* To be done
Would you repeat the listing exactly but omit every picture?

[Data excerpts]
■ ■ ■ ■ ■

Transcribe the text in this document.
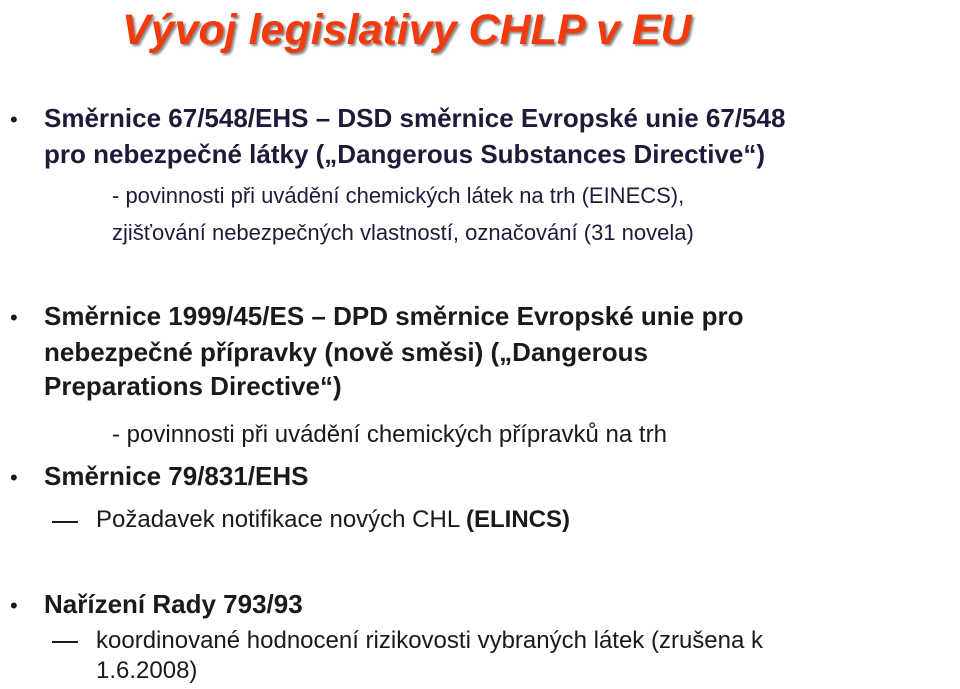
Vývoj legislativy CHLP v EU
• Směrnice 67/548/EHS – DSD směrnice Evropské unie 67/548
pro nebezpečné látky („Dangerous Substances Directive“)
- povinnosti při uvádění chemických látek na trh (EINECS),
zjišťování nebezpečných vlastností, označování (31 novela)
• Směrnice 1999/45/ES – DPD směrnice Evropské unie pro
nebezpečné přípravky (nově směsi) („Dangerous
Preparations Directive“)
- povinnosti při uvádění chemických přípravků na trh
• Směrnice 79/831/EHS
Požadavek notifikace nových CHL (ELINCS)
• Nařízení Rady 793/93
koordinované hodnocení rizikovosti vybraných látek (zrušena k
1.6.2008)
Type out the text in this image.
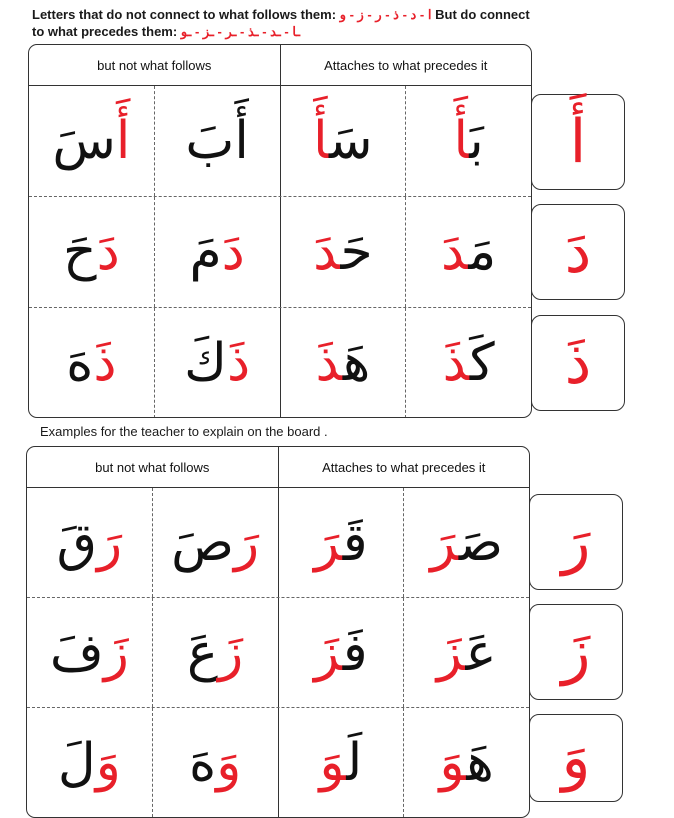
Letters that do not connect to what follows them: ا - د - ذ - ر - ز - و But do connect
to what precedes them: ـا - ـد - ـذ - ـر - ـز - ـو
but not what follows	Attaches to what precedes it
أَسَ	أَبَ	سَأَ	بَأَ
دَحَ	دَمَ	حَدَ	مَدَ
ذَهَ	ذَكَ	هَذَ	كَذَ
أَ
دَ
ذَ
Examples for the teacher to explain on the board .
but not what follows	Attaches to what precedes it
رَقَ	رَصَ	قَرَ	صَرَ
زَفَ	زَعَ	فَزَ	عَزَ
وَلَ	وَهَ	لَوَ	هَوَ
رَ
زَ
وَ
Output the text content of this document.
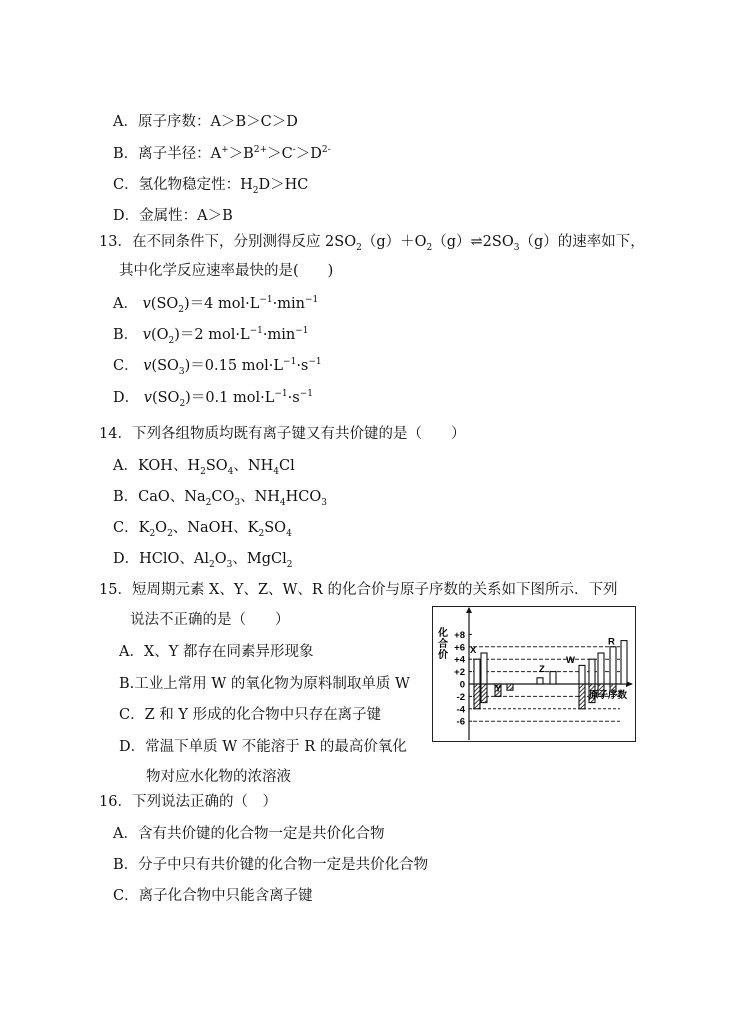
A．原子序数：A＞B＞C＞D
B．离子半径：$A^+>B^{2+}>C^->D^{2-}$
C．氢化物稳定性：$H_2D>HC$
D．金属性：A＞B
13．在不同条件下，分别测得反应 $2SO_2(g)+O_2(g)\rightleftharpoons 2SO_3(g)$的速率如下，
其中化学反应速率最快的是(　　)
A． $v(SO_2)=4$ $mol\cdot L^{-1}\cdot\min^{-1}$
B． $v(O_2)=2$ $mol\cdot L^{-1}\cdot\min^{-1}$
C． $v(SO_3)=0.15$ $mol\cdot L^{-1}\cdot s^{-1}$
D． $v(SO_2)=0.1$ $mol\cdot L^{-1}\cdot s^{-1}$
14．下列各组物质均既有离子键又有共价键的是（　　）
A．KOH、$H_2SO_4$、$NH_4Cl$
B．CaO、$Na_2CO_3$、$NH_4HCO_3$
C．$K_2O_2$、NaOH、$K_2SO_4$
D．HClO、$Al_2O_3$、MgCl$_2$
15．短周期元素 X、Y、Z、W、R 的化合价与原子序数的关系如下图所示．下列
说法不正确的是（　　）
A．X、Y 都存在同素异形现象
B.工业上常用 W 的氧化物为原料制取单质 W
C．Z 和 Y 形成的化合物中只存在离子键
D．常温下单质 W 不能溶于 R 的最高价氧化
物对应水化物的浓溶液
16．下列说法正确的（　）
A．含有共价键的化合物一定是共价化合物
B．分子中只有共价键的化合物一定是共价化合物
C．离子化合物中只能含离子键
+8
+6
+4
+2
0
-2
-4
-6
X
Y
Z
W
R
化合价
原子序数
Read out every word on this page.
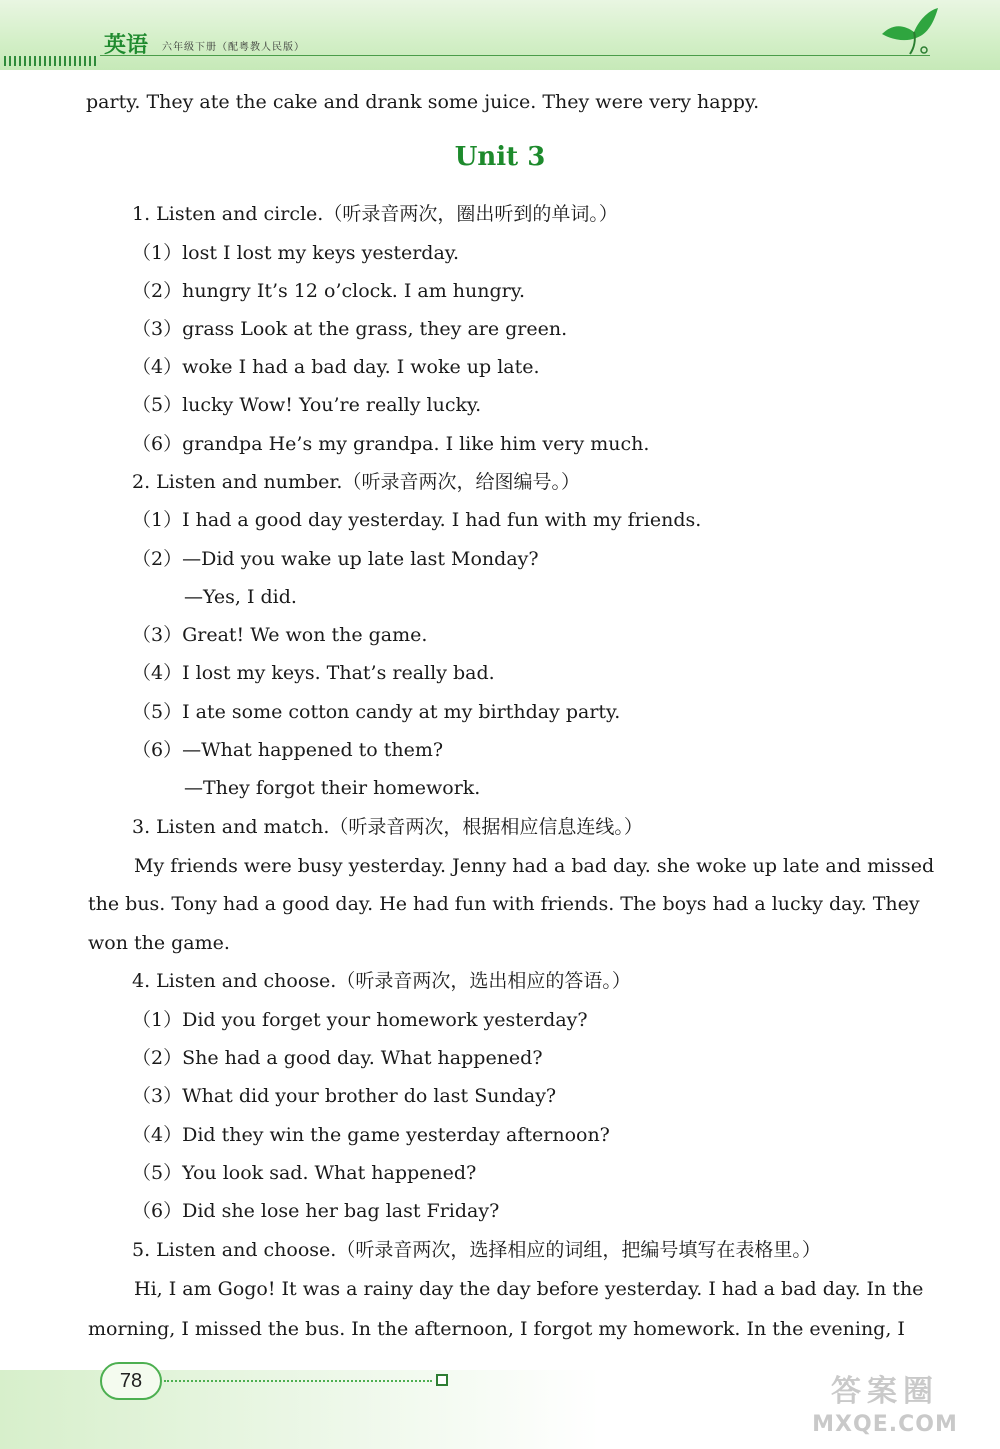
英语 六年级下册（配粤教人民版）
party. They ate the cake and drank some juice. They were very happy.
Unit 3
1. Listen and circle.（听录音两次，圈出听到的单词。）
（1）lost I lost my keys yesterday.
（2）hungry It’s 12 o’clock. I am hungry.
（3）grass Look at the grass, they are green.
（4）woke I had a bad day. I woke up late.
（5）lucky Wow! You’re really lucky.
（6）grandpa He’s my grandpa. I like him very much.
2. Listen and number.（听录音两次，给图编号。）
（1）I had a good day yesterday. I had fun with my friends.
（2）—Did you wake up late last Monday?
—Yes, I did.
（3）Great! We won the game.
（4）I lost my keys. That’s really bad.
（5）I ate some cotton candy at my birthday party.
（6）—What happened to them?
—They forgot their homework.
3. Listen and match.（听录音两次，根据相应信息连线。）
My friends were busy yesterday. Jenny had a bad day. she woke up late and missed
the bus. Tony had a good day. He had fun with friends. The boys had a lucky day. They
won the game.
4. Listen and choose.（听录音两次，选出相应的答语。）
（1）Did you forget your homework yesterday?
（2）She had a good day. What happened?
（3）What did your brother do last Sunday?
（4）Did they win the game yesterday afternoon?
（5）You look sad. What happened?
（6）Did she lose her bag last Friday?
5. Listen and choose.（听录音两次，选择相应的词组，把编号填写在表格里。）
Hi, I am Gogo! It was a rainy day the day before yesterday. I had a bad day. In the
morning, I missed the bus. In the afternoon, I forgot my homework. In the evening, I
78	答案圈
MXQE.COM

■ ■ ■ ■ ■

* Result for this exercise
Transcribe the text in this document.
Vývoj legislativy CHLP v EU
• Směrnice 67/548/EHS – DSD směrnice Evropské unie 67/548
pro nebezpečné látky („Dangerous Substances Directive“)
- povinnosti při uvádění chemických látek na trh (EINECS),
zjišťování nebezpečných vlastností, označování (31 novela)
• Směrnice 1999/45/ES – DPD směrnice Evropské unie pro
nebezpečné přípravky (nově směsi) („Dangerous
Preparations Directive“)
- povinnosti při uvádění chemických přípravků na trh
• Směrnice 79/831/EHS
Požadavek notifikace nových CHL (ELINCS)
• Nařízení Rady 793/93
koordinované hodnocení rizikovosti vybraných látek (zrušena k
1.6.2008)
Type out the text in this image.
Letters that do not connect to what follows them: ا - د - ذ - ر - ز - و But do connect
to what precedes them: ـا - ـد - ـذ - ـر - ـز - ـو
but not what follows	Attaches to what precedes it
أَسَ	أَبَ	سَأَ	بَأَ
دَحَ	دَمَ	حَدَ	مَدَ
ذَهَ	ذَكَ	هَذَ	كَذَ
أَ
دَ
ذَ
Examples for the teacher to explain on the board .
but not what follows	Attaches to what precedes it
رَقَ	رَصَ	قَرَ	صَرَ
زَفَ	زَعَ	فَزَ	عَزَ
وَلَ	وَهَ	لَوَ	هَوَ
رَ
زَ
وَ
Output the text content of this document.
A．原子序数：A＞B＞C＞D
B．离子半径：$A^+>B^{2+}>C^->D^{2-}$
C．氢化物稳定性：$H_2D>HC$
D．金属性：A＞B
13．在不同条件下，分别测得反应 $2SO_2(g)+O_2(g)\rightleftharpoons 2SO_3(g)$的速率如下，
其中化学反应速率最快的是(　　)
A． $v(SO_2)=4$ $mol\cdot L^{-1}\cdot\min^{-1}$
B． $v(O_2)=2$ $mol\cdot L^{-1}\cdot\min^{-1}$
C． $v(SO_3)=0.15$ $mol\cdot L^{-1}\cdot s^{-1}$
D． $v(SO_2)=0.1$ $mol\cdot L^{-1}\cdot s^{-1}$
14．下列各组物质均既有离子键又有共价键的是（　　）
A．KOH、$H_2SO_4$、$NH_4Cl$
B．CaO、$Na_2CO_3$、$NH_4HCO_3$
C．$K_2O_2$、NaOH、$K_2SO_4$
D．HClO、$Al_2O_3$、MgCl$_2$
15．短周期元素 X、Y、Z、W、R 的化合价与原子序数的关系如下图所示．下列
说法不正确的是（　　）
A．X、Y 都存在同素异形现象
B.工业上常用 W 的氧化物为原料制取单质 W
C．Z 和 Y 形成的化合物中只存在离子键
D．常温下单质 W 不能溶于 R 的最高价氧化
物对应水化物的浓溶液
16．下列说法正确的（　）
A．含有共价键的化合物一定是共价化合物
B．分子中只有共价键的化合物一定是共价化合物
C．离子化合物中只能含离子键
+8
+6
+4
+2
0
-2
-4
-6
X
Y
Z
W
R
化合价
原子序数
Read out every word on this page.
英语 六年级下册（配粤教人民版）
party. They ate the cake and drank some juice. They were very happy.
Unit 3
1. Listen and circle.（听录音两次，圈出听到的单词。）
（1）lost I lost my keys yesterday.
（2）hungry It’s 12 o’clock. I am hungry.
（3）grass Look at the grass, they are green.
（4）woke I had a bad day. I woke up late.
（5）lucky Wow! You’re really lucky.
（6）grandpa He’s my grandpa. I like him very much.
2. Listen and number.（听录音两次，给图编号。）
（1）I had a good day yesterday. I had fun with my friends.
（2）—Did you wake up late last Monday?
—Yes, I did.
（3）Great! We won the game.
（4）I lost my keys. That’s really bad.
（5）I ate some cotton candy at my birthday party.
（6）—What happened to them?
—They forgot their homework.
3. Listen and match.（听录音两次，根据相应信息连线。）
My friends were busy yesterday. Jenny had a bad day. she woke up late and missed
the bus. Tony had a good day. He had fun with friends. The boys had a lucky day. They
won the game.
4. Listen and choose.（听录音两次，选出相应的答语。）
（1）Did you forget your homework yesterday?
（2）She had a good day. What happened?
（3）What did your brother do last Sunday?
（4）Did they win the game yesterday afternoon?
（5）You look sad. What happened?
（6）Did she lose her bag last Friday?
5. Listen and choose.（听录音两次，选择相应的词组，把编号填写在表格里。）
Hi, I am Gogo! It was a rainy day the day before yesterday. I had a bad day. In the
morning, I missed the bus. In the afternoon, I forgot my homework. In the evening, I
78	答案圈
MXQE.COM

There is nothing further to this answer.